(Data items)
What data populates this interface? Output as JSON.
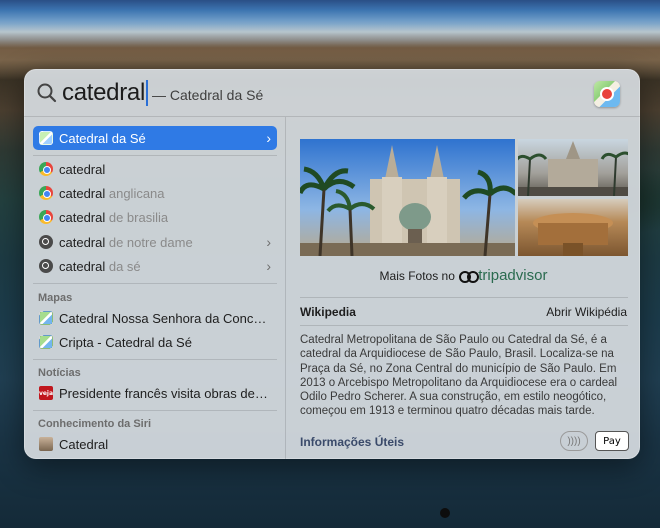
{
  "search": {
    "query": "catedral",
    "completion": "— Catedral da Sé"
  },
  "results": {
    "top_hit": "Catedral da Sé",
    "suggestions": [
      {
        "typed": "catedral",
        "rest": ""
      },
      {
        "typed": "catedral",
        "rest": " anglicana"
      },
      {
        "typed": "catedral",
        "rest": " de brasilia"
      },
      {
        "typed": "catedral",
        "rest": " de notre dame"
      },
      {
        "typed": "catedral",
        "rest": " da sé"
      }
    ],
    "maps_label": "Mapas",
    "maps_items": [
      "Catedral Nossa Senhora da Conceiçã...",
      "Cripta - Catedral da Sé"
    ],
    "news_label": "Notícias",
    "news_items": [
      "Presidente francês visita obras de Not..."
    ],
    "news_icon_text": "veja",
    "siri_label": "Conhecimento da Siri",
    "siri_items": [
      "Catedral"
    ]
  },
  "preview": {
    "more_photos": "Mais Fotos no",
    "tripadvisor": "tripadvisor",
    "wiki_title": "Wikipedia",
    "wiki_open": "Abrir Wikipédia",
    "wiki_text": "Catedral Metropolitana de São Paulo ou Catedral da Sé, é a catedral da Arquidiocese de São Paulo, Brasil. Localiza-se na Praça da Sé, no Zona Central do município de São Paulo. Em 2013 o Arcebispo Metropolitano da Arquidiocese era o cardeal Odilo Pedro Scherer. A sua construção, em estilo neogótico, começou em 1913 e terminou quatro décadas mais tarde.",
    "info_title": "Informações Úteis",
    "contactless": "))))",
    "applepay": " Pay"
  },
  "colors": {
    "selection": "#2f7ae5",
    "panel": "#d6dbe0"
  }
}
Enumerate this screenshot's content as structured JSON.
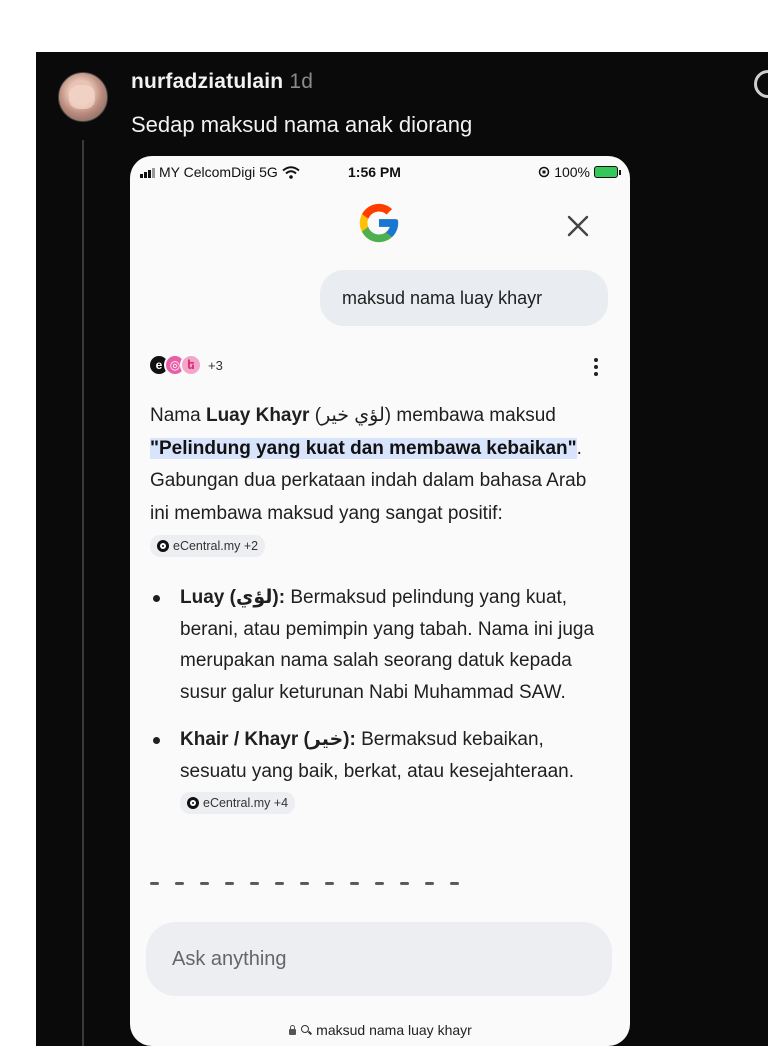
{
  "post": {
    "username": "nurfadziatulain",
    "timestamp": "1d",
    "caption": "Sedap maksud nama anak diorang"
  },
  "phone": {
    "status_bar": {
      "carrier": "MY CelcomDigi 5G",
      "time": "1:56 PM",
      "battery": "100%"
    },
    "query": "maksud nama luay khayr",
    "sources_more": "+3",
    "answer": {
      "p1_a": "Nama ",
      "p1_name": "Luay Khayr",
      "p1_b": " (لؤي خير) membawa maksud ",
      "p1_highlight": "\"Pelindung yang kuat dan membawa kebaikan\"",
      "p1_c": ". Gabungan dua perkataan indah dalam bahasa Arab ini membawa maksud yang sangat positif: ",
      "chip1": "eCentral.my +2"
    },
    "bullets": [
      {
        "term": "Luay (لؤي):",
        "text": " Bermaksud pelindung yang kuat, berani, atau pemimpin yang tabah. Nama ini juga merupakan nama salah seorang datuk kepada susur galur keturunan Nabi Muhammad SAW."
      },
      {
        "term": "Khair / Khayr (خير):",
        "text": " Bermaksud kebaikan, sesuatu yang baik, berkat, atau kesejahteraan. ",
        "chip": "eCentral.my +4"
      }
    ],
    "ask_placeholder": "Ask anything",
    "url": "maksud nama luay khayr"
  }
}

**Exercise goal:** Count the lines in the material above where the string "kebaikan" appears, then state only that count.

**Task solution:** 2